[Opening Text provided section]
Iranian Society of Gynecology Oncology

Document Type : Original Research Article


Department of Obstetrics and Gynecology, Lakshmi Madhavan Hospital, Tamilnadu, India


Background & Objective: Uterine fibroids (UF) in pregnancy is a condition, where symptomatic or asymptomatic fibroids in the uterine cavity may cause complications in pregnancies. Placental abruption and preterm labor, occurs in late pregnancy, postpartum hemorrhage, caesarean section and retained placenta in perinatal period. This study aimed to reckon whether the surgical Caesarean myomectomy is still a gold standard in myoma removal in pregnant women.
Materials & Methods: This study was retrospectively conducted in pregnant women deliveries with uterine fibroids who underwent Myomectomy with lower segment caesarean section (LSCS). The caesarean myomectomy cases were compared with LSCS alone controls in 1:2 ratio. The primary outcome is to minimize blood loss and need for blood transfusion. The secondary outcome is the length of surgery duration and hospital stay.
Results: The outcome of case and control compared was 43 caesarean myomectomy with LSCS as case group and 86 LSCS Alone as control group. The incidence of hemorrhage in case group was 10 out of 43 while control was 2 out of 86 (2.32%) with P-value of 0.0017. The secondary outcome was the length of surgery duration and hospital stay which were found statistically significant between the case and control groups, with P-value = 0.0001 and 0.0072, respectively.
Conclusion: Caesarean Myomectomy can be the effective surgical option to enucleate uterine myoma, and preserve uterus and jettison from eventful or symptomatic uterine fibroids. To have the chances for prevention of immediate or interval - myomectomy / hysterectomy and control of post-partum menstrual over bleeding.
[Closing Text provided section]
[Opening Stored data section]
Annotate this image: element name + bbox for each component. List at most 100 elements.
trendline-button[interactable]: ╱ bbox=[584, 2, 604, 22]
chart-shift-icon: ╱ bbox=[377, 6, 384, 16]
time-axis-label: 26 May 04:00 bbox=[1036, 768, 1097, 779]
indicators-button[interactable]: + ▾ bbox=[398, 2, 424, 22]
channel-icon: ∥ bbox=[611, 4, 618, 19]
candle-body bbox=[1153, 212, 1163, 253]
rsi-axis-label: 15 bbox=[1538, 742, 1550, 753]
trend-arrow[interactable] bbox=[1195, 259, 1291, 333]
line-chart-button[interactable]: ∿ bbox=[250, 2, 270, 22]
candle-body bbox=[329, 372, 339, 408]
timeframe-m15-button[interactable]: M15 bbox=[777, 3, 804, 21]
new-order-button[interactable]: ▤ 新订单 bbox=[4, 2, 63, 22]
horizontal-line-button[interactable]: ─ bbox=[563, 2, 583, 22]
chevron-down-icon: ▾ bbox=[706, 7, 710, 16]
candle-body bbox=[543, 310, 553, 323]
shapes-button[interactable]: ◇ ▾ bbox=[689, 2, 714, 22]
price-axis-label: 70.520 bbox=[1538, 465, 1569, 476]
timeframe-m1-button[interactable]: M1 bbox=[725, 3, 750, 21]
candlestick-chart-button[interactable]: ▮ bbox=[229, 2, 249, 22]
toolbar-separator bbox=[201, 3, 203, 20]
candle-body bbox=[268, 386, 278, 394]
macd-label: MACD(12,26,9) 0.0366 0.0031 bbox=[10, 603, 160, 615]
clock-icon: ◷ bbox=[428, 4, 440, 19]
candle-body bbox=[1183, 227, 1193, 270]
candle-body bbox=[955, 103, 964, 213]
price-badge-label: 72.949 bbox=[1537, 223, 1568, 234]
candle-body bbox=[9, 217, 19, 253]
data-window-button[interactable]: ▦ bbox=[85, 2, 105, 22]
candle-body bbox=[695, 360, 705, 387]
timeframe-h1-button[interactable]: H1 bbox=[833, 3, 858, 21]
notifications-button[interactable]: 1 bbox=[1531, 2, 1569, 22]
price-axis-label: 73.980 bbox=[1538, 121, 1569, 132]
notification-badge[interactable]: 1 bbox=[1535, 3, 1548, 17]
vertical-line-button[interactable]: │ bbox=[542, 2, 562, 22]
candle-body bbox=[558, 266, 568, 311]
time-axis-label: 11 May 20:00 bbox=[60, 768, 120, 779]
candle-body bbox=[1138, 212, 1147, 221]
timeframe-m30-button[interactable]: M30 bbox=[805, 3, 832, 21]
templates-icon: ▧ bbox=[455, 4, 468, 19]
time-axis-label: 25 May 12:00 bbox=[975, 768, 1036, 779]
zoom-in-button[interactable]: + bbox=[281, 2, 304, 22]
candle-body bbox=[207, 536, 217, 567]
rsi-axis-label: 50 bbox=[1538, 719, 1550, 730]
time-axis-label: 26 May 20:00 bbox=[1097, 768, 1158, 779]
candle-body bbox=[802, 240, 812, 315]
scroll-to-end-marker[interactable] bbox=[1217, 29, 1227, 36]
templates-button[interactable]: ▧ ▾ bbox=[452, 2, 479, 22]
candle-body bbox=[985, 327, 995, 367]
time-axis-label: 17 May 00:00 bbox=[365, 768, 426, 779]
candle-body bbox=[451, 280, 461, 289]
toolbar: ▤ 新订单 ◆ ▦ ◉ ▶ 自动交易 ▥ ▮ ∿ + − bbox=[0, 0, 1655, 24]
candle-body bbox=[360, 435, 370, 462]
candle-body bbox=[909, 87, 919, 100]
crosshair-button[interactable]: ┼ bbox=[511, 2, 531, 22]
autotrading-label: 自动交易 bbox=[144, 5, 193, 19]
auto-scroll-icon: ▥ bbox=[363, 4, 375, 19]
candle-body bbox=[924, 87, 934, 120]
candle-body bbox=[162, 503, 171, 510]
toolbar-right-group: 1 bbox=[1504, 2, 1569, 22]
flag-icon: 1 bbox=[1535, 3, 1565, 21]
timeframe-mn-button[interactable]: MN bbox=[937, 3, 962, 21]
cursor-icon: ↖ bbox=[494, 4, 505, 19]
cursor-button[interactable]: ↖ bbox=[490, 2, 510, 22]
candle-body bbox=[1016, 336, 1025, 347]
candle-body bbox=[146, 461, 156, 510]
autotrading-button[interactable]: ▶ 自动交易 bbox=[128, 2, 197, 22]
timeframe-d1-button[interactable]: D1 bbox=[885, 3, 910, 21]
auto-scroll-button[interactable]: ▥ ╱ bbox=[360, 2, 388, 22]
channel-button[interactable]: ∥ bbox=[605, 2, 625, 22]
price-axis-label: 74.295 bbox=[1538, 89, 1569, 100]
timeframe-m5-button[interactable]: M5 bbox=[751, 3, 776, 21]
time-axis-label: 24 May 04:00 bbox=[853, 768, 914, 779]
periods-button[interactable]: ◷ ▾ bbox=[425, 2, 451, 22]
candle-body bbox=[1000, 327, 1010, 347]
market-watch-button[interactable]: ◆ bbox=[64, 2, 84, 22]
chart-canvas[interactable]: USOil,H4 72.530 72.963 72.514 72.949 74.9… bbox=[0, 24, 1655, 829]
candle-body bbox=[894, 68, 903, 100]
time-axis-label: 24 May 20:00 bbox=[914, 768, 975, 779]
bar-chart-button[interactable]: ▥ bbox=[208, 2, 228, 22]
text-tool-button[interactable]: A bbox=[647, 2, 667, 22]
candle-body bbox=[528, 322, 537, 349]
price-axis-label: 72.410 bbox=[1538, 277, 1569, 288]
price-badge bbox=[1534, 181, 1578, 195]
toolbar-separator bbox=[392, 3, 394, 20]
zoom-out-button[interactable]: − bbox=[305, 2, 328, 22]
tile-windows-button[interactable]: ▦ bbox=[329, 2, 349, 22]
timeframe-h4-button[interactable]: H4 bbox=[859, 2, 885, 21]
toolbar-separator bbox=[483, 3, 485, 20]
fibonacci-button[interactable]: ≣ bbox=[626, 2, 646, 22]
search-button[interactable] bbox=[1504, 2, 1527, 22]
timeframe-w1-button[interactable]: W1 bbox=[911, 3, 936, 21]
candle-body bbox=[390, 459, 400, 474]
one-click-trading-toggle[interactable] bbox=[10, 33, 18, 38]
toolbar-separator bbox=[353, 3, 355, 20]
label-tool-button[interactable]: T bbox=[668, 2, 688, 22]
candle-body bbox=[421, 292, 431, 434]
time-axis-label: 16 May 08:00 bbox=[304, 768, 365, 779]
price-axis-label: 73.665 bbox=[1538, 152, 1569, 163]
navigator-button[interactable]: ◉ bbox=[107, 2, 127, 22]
[Closing Stored data section]
Work to complete :: Please extract the passage of the caesarean myomectomy abstract above, starting with "Materials & Methods: This" and going on through "and hospital stay.", copying it word for word.

Response to the exercise ::
Materials & Methods: This study was retrospectively conducted in pregnant women deliveries with uterine fibroids who underwent Myomectomy with lower segment caesarean section (LSCS). The caesarean myomectomy cases were compared with LSCS alone controls in 1:2 ratio. The primary outcome is to minimize blood loss and need for blood transfusion. The secondary outcome is the length of surgery duration and hospital stay.